— Start —

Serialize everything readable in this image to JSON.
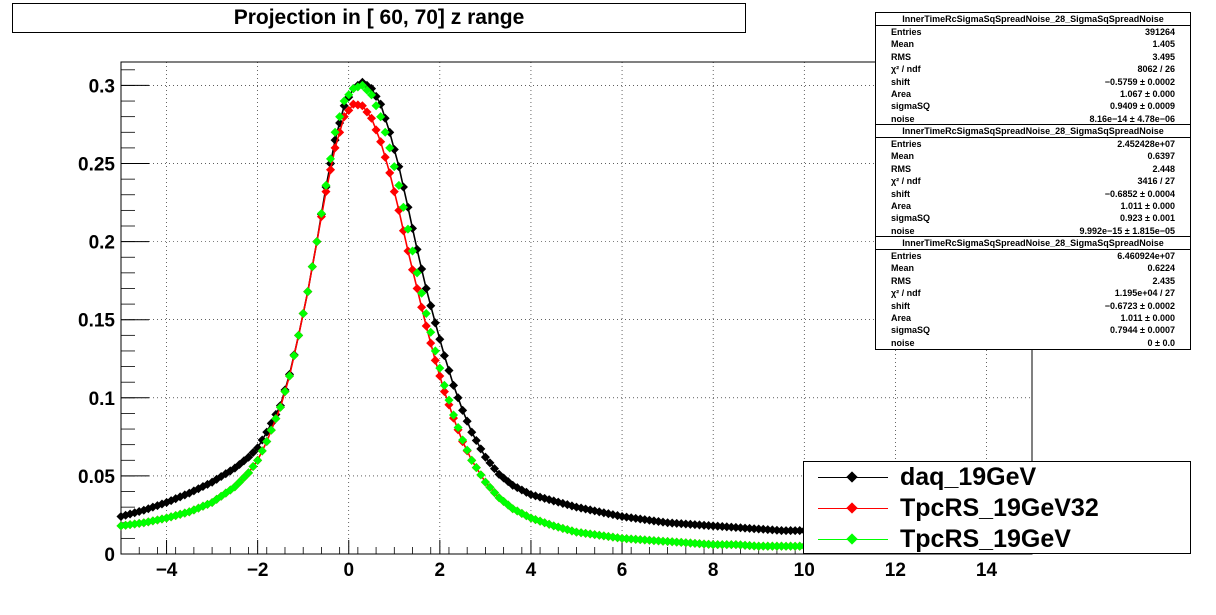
{
  "title": "Projection in [  60,  70] z range",
  "stats_boxes": [
    {
      "header": "InnerTimeRcSigmaSqSpreadNoise_28_SigmaSqSpreadNoise",
      "rows": [
        {
          "label": "Entries",
          "value": "391264"
        },
        {
          "label": "Mean",
          "value": "1.405"
        },
        {
          "label": "RMS",
          "value": "3.495"
        },
        {
          "label": "χ² / ndf",
          "value": "8062 / 26"
        },
        {
          "label": "shift",
          "value": "−0.5759 ± 0.0002"
        },
        {
          "label": "Area",
          "value": "1.067 ± 0.000"
        },
        {
          "label": "sigmaSQ",
          "value": "0.9409 ± 0.0009"
        },
        {
          "label": "noise",
          "value": "8.16e−14 ± 4.78e−06"
        }
      ]
    },
    {
      "header": "InnerTimeRcSigmaSqSpreadNoise_28_SigmaSqSpreadNoise",
      "rows": [
        {
          "label": "Entries",
          "value": "2.452428e+07"
        },
        {
          "label": "Mean",
          "value": "0.6397"
        },
        {
          "label": "RMS",
          "value": "2.448"
        },
        {
          "label": "χ² / ndf",
          "value": "3416 / 27"
        },
        {
          "label": "shift",
          "value": "−0.6852 ± 0.0004"
        },
        {
          "label": "Area",
          "value": "1.011 ± 0.000"
        },
        {
          "label": "sigmaSQ",
          "value": "0.923 ± 0.001"
        },
        {
          "label": "noise",
          "value": "9.992e−15 ± 1.815e−05"
        }
      ]
    },
    {
      "header": "InnerTimeRcSigmaSqSpreadNoise_28_SigmaSqSpreadNoise",
      "rows": [
        {
          "label": "Entries",
          "value": "6.460924e+07"
        },
        {
          "label": "Mean",
          "value": "0.6224"
        },
        {
          "label": "RMS",
          "value": "2.435"
        },
        {
          "label": "χ² / ndf",
          "value": "1.195e+04 / 27"
        },
        {
          "label": "shift",
          "value": "−0.6723 ± 0.0002"
        },
        {
          "label": "Area",
          "value": "1.011 ± 0.000"
        },
        {
          "label": "sigmaSQ",
          "value": "0.7944 ± 0.0007"
        },
        {
          "label": "noise",
          "value": "0 ± 0.0"
        }
      ]
    }
  ],
  "legend": [
    {
      "label": "daq_19GeV",
      "color": "#000000"
    },
    {
      "label": "TpcRS_19GeV32",
      "color": "#ff0000"
    },
    {
      "label": "TpcRS_19GeV",
      "color": "#00ff00"
    }
  ],
  "chart_data": {
    "type": "scatter",
    "title": "Projection in [  60,  70] z range",
    "xlim": [
      -5,
      15
    ],
    "ylim": [
      0,
      0.315
    ],
    "grid": true,
    "x_ticks": [
      -4,
      -2,
      0,
      2,
      4,
      6,
      8,
      10,
      12,
      14
    ],
    "x_tick_labels": [
      "−4",
      "−2",
      "0",
      "2",
      "4",
      "6",
      "8",
      "10",
      "12",
      "14"
    ],
    "y_ticks": [
      0,
      0.05,
      0.1,
      0.15,
      0.2,
      0.25,
      0.3
    ],
    "y_tick_labels": [
      "0",
      "0.05",
      "0.1",
      "0.15",
      "0.2",
      "0.25",
      "0.3"
    ],
    "legend_position": "bottom-right",
    "series": [
      {
        "name": "daq_19GeV",
        "color": "#000000",
        "fit_curve": true,
        "points": [
          [
            -5.0,
            0.024
          ],
          [
            -4.5,
            0.028
          ],
          [
            -4.0,
            0.033
          ],
          [
            -3.5,
            0.039
          ],
          [
            -3.0,
            0.046
          ],
          [
            -2.5,
            0.055
          ],
          [
            -2.2,
            0.062
          ],
          [
            -2.0,
            0.068
          ],
          [
            -1.8,
            0.078
          ],
          [
            -1.5,
            0.095
          ],
          [
            -1.3,
            0.115
          ],
          [
            -1.1,
            0.14
          ],
          [
            -0.9,
            0.168
          ],
          [
            -0.7,
            0.2
          ],
          [
            -0.5,
            0.235
          ],
          [
            -0.3,
            0.265
          ],
          [
            -0.1,
            0.287
          ],
          [
            0.1,
            0.298
          ],
          [
            0.3,
            0.302
          ],
          [
            0.5,
            0.298
          ],
          [
            0.7,
            0.288
          ],
          [
            0.9,
            0.27
          ],
          [
            1.1,
            0.248
          ],
          [
            1.3,
            0.222
          ],
          [
            1.5,
            0.195
          ],
          [
            1.7,
            0.17
          ],
          [
            1.9,
            0.148
          ],
          [
            2.1,
            0.127
          ],
          [
            2.3,
            0.108
          ],
          [
            2.5,
            0.092
          ],
          [
            2.7,
            0.078
          ],
          [
            3.0,
            0.062
          ],
          [
            3.3,
            0.051
          ],
          [
            3.6,
            0.044
          ],
          [
            4.0,
            0.038
          ],
          [
            4.5,
            0.034
          ],
          [
            5.0,
            0.03
          ],
          [
            5.5,
            0.027
          ],
          [
            6.0,
            0.024
          ],
          [
            6.5,
            0.022
          ],
          [
            7.0,
            0.02
          ],
          [
            7.5,
            0.019
          ],
          [
            8.0,
            0.018
          ],
          [
            8.5,
            0.017
          ],
          [
            9.0,
            0.016
          ],
          [
            9.5,
            0.015
          ],
          [
            10.0,
            0.015
          ]
        ]
      },
      {
        "name": "TpcRS_19GeV32",
        "color": "#ff0000",
        "fit_curve": true,
        "points": [
          [
            -5.0,
            0.018
          ],
          [
            -4.5,
            0.02
          ],
          [
            -4.0,
            0.023
          ],
          [
            -3.5,
            0.027
          ],
          [
            -3.0,
            0.033
          ],
          [
            -2.5,
            0.043
          ],
          [
            -2.2,
            0.052
          ],
          [
            -2.0,
            0.06
          ],
          [
            -1.8,
            0.072
          ],
          [
            -1.5,
            0.094
          ],
          [
            -1.3,
            0.114
          ],
          [
            -1.1,
            0.14
          ],
          [
            -0.9,
            0.168
          ],
          [
            -0.7,
            0.2
          ],
          [
            -0.5,
            0.232
          ],
          [
            -0.3,
            0.26
          ],
          [
            -0.1,
            0.28
          ],
          [
            0.1,
            0.288
          ],
          [
            0.3,
            0.287
          ],
          [
            0.5,
            0.279
          ],
          [
            0.7,
            0.264
          ],
          [
            0.9,
            0.244
          ],
          [
            1.1,
            0.22
          ],
          [
            1.3,
            0.194
          ],
          [
            1.5,
            0.17
          ],
          [
            1.7,
            0.146
          ],
          [
            1.9,
            0.124
          ],
          [
            2.1,
            0.104
          ],
          [
            2.3,
            0.087
          ],
          [
            2.5,
            0.072
          ],
          [
            2.7,
            0.06
          ],
          [
            3.0,
            0.046
          ],
          [
            3.3,
            0.036
          ],
          [
            3.6,
            0.029
          ],
          [
            4.0,
            0.023
          ],
          [
            4.5,
            0.018
          ],
          [
            5.0,
            0.014
          ],
          [
            5.5,
            0.012
          ],
          [
            6.0,
            0.01
          ],
          [
            6.5,
            0.009
          ],
          [
            7.0,
            0.008
          ],
          [
            7.5,
            0.007
          ],
          [
            8.0,
            0.006
          ],
          [
            8.5,
            0.006
          ],
          [
            9.0,
            0.005
          ],
          [
            9.5,
            0.005
          ],
          [
            10.0,
            0.005
          ]
        ]
      },
      {
        "name": "TpcRS_19GeV",
        "color": "#00ff00",
        "fit_curve": false,
        "points": [
          [
            -5.0,
            0.018
          ],
          [
            -4.5,
            0.02
          ],
          [
            -4.0,
            0.023
          ],
          [
            -3.5,
            0.027
          ],
          [
            -3.0,
            0.033
          ],
          [
            -2.5,
            0.043
          ],
          [
            -2.2,
            0.052
          ],
          [
            -2.0,
            0.06
          ],
          [
            -1.8,
            0.072
          ],
          [
            -1.5,
            0.094
          ],
          [
            -1.3,
            0.114
          ],
          [
            -1.1,
            0.14
          ],
          [
            -0.9,
            0.168
          ],
          [
            -0.7,
            0.2
          ],
          [
            -0.5,
            0.236
          ],
          [
            -0.3,
            0.27
          ],
          [
            -0.1,
            0.29
          ],
          [
            0.1,
            0.298
          ],
          [
            0.3,
            0.3
          ],
          [
            0.5,
            0.294
          ],
          [
            0.7,
            0.28
          ],
          [
            0.9,
            0.26
          ],
          [
            1.1,
            0.236
          ],
          [
            1.3,
            0.208
          ],
          [
            1.5,
            0.18
          ],
          [
            1.7,
            0.154
          ],
          [
            1.9,
            0.13
          ],
          [
            2.1,
            0.108
          ],
          [
            2.3,
            0.089
          ],
          [
            2.5,
            0.073
          ],
          [
            2.7,
            0.06
          ],
          [
            3.0,
            0.046
          ],
          [
            3.3,
            0.036
          ],
          [
            3.6,
            0.029
          ],
          [
            4.0,
            0.023
          ],
          [
            4.5,
            0.018
          ],
          [
            5.0,
            0.014
          ],
          [
            5.5,
            0.012
          ],
          [
            6.0,
            0.01
          ],
          [
            6.5,
            0.009
          ],
          [
            7.0,
            0.008
          ],
          [
            7.5,
            0.007
          ],
          [
            8.0,
            0.006
          ],
          [
            8.5,
            0.006
          ],
          [
            9.0,
            0.005
          ],
          [
            9.5,
            0.005
          ],
          [
            10.0,
            0.005
          ]
        ]
      }
    ]
  }
}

— End —

Point out every line holding the string "Projection" and copy it.

  "title": "Projection in [  60,  70] z range",
    "title": "Projection in [  60,  70] z range",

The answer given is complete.